— Written exercise —
Give the count of lines in the data that include "ikaraski", with no other words.

(Data records)
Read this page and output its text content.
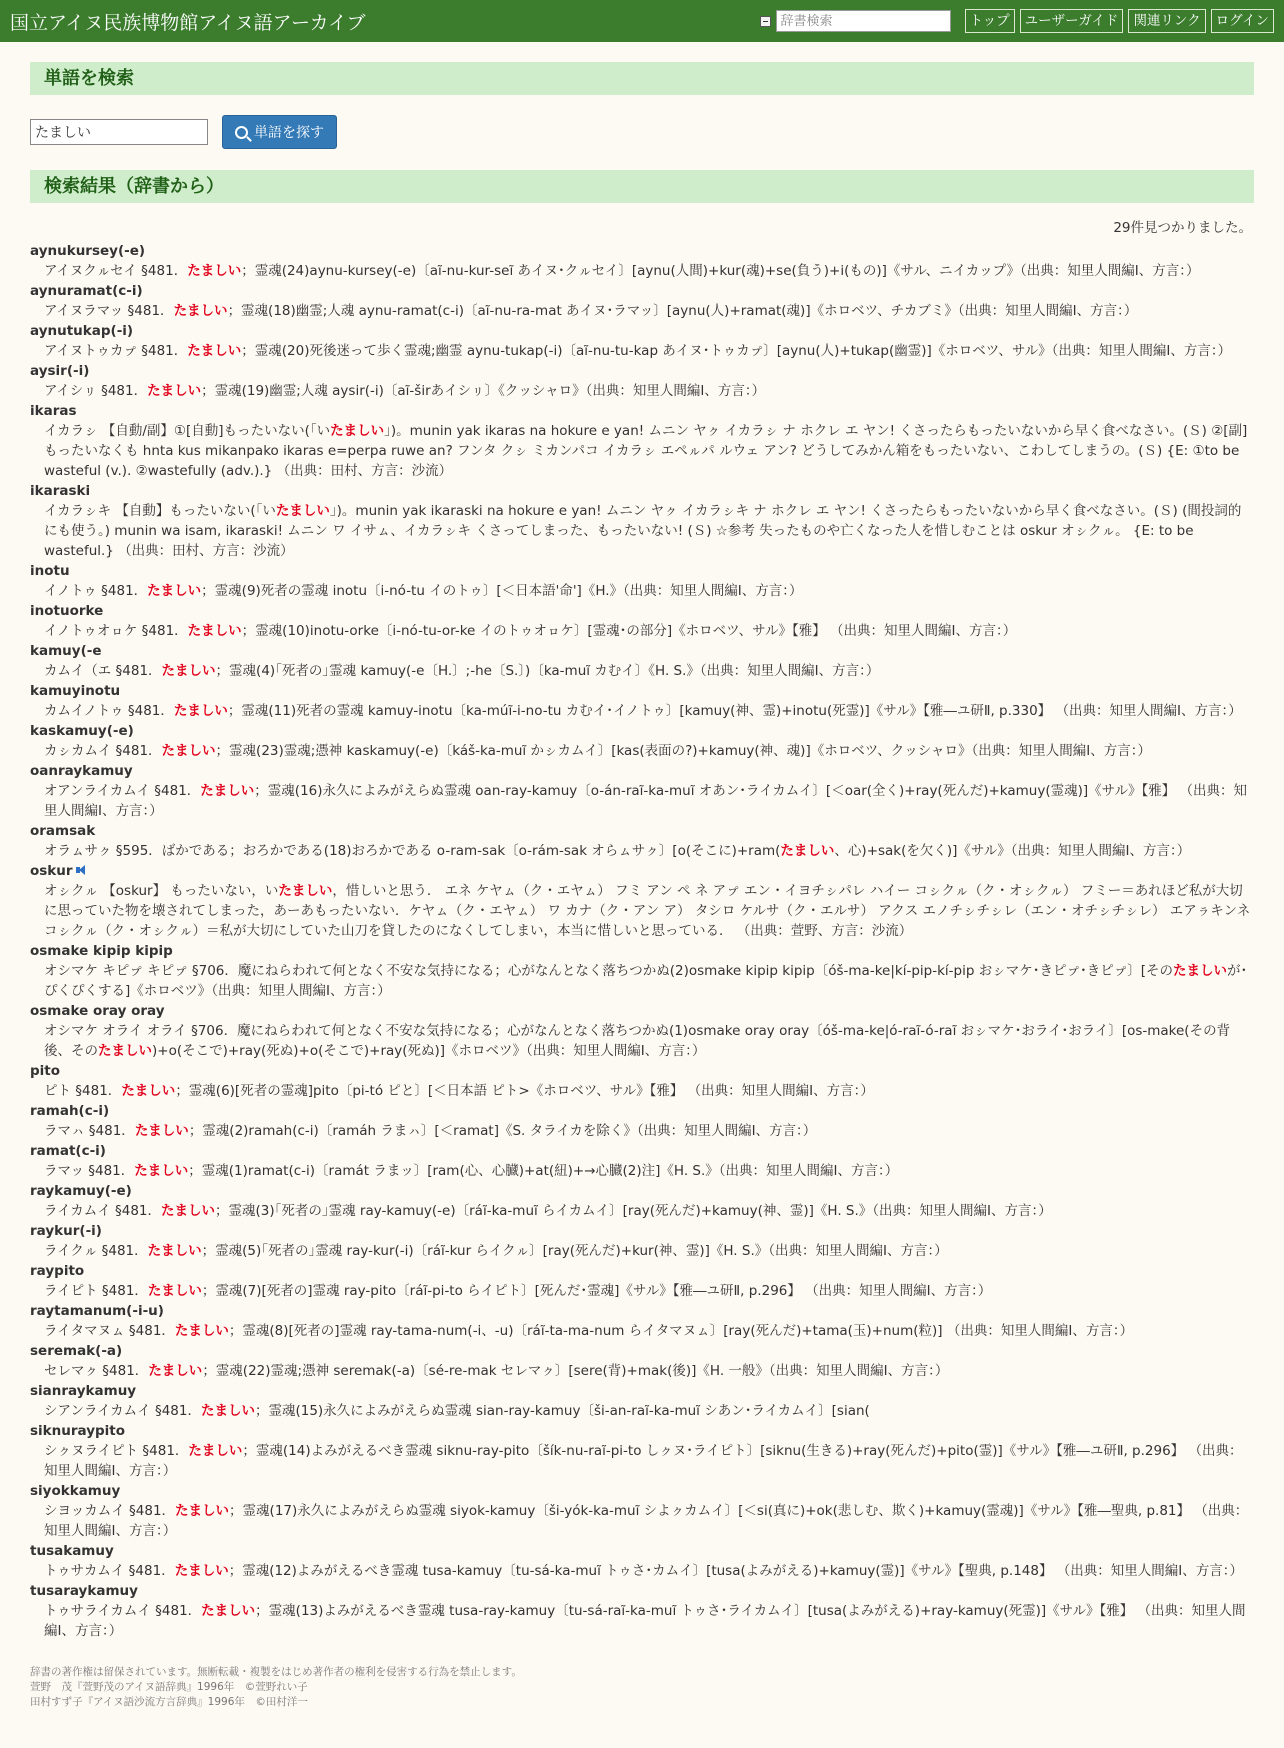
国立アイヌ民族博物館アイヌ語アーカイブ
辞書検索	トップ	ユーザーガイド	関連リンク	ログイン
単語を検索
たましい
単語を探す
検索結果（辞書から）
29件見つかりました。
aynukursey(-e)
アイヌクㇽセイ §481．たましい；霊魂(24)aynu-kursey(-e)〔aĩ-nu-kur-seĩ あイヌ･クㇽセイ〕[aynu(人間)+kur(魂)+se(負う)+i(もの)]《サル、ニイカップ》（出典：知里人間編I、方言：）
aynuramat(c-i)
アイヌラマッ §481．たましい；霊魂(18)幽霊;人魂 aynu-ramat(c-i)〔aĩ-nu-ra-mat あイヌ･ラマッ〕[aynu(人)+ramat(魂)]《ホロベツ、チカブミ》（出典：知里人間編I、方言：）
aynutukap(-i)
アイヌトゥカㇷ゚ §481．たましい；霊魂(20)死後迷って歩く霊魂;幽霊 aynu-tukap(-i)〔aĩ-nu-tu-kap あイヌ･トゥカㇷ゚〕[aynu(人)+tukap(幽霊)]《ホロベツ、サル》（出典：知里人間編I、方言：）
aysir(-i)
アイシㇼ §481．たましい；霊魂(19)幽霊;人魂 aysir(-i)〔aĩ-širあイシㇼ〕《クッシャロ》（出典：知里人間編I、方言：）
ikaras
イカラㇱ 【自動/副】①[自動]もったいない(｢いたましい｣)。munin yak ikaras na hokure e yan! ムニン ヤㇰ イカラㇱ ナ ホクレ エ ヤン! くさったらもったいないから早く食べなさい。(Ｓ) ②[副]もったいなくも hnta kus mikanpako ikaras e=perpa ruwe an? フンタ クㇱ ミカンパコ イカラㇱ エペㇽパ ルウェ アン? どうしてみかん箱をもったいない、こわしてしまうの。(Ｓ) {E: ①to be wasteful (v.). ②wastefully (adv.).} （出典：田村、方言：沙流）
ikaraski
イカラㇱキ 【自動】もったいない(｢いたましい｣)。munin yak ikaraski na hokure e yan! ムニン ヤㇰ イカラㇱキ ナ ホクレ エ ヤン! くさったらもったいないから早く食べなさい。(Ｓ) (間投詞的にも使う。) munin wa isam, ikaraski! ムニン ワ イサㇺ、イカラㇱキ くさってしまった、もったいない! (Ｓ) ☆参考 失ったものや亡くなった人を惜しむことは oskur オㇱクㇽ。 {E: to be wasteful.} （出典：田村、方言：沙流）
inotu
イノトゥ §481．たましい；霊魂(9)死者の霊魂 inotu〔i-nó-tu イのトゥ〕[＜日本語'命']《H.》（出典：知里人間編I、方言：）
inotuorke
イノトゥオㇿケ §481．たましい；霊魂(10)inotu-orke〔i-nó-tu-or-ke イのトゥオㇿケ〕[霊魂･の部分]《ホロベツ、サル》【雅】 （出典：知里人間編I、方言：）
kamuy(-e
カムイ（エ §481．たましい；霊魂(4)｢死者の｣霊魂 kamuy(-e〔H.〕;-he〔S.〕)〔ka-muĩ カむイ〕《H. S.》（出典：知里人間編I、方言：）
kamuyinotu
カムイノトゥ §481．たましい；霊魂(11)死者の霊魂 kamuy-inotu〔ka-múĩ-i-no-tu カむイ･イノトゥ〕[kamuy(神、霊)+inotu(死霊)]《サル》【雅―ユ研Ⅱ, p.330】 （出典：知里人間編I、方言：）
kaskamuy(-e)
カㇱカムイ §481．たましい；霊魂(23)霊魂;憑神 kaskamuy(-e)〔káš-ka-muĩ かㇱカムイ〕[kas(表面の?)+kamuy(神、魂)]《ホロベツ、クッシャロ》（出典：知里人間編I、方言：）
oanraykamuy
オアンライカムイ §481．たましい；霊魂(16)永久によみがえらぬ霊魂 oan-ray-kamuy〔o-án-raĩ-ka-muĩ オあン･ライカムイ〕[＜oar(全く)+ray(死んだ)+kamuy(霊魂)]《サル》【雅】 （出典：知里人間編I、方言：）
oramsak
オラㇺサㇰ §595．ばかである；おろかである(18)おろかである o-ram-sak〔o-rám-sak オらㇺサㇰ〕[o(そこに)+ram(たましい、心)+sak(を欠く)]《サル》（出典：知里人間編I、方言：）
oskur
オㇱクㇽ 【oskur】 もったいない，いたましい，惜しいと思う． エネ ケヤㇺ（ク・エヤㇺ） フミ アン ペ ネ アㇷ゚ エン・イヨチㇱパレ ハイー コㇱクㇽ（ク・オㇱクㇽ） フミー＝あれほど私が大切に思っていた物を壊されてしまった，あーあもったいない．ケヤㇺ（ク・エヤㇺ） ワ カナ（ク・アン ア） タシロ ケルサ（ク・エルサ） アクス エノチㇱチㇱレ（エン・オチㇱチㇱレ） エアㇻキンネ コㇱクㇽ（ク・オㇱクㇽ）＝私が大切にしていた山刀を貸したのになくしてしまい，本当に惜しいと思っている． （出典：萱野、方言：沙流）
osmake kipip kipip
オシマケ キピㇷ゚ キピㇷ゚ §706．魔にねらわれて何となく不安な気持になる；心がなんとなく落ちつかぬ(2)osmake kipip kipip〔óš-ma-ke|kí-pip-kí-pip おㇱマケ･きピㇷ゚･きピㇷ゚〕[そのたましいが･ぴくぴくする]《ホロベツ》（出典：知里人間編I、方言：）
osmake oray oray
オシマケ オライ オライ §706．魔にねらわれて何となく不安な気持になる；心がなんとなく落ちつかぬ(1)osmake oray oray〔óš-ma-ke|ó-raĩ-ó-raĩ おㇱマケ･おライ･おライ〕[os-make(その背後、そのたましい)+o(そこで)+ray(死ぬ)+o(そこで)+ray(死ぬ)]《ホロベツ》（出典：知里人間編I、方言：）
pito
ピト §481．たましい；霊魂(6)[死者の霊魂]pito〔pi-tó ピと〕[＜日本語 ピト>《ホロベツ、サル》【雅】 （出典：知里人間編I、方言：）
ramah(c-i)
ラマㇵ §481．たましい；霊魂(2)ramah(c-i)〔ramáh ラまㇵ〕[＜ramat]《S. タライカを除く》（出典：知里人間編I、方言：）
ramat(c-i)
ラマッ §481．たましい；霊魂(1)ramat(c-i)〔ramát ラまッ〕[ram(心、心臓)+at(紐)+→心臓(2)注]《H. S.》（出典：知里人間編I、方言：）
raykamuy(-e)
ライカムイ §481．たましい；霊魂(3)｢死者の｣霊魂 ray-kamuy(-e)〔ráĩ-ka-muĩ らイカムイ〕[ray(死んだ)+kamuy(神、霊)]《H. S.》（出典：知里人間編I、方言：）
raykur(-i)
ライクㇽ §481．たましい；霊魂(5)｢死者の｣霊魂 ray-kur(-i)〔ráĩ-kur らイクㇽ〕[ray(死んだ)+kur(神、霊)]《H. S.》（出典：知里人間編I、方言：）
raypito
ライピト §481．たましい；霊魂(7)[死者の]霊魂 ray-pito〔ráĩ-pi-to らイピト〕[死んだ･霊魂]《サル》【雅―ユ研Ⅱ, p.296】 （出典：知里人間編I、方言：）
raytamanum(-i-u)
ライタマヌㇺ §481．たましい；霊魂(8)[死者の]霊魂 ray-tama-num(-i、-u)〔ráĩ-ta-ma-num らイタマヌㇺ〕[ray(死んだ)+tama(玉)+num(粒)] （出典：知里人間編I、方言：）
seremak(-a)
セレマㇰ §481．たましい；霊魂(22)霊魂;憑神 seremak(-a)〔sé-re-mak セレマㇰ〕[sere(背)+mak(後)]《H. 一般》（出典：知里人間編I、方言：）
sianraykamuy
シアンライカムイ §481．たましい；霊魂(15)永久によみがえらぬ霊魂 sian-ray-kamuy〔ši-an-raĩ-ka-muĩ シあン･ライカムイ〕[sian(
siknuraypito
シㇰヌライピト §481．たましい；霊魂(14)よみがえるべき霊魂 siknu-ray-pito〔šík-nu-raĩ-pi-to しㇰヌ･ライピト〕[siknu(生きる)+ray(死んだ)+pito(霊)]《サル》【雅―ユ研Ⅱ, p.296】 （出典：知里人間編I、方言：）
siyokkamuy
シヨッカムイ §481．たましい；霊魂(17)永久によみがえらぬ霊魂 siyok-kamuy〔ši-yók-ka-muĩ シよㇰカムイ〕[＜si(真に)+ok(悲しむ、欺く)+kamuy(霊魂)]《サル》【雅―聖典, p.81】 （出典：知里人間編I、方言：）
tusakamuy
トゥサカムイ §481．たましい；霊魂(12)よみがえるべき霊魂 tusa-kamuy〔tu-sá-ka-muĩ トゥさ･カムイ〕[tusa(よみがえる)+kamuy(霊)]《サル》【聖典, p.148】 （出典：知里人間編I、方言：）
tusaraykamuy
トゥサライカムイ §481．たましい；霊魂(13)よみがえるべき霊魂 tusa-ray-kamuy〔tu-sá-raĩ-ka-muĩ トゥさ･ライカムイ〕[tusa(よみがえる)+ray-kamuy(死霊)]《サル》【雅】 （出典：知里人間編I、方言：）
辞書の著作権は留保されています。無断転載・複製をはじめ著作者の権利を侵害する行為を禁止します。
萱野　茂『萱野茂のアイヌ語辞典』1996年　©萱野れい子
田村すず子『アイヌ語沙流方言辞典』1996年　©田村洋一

— Solution —
2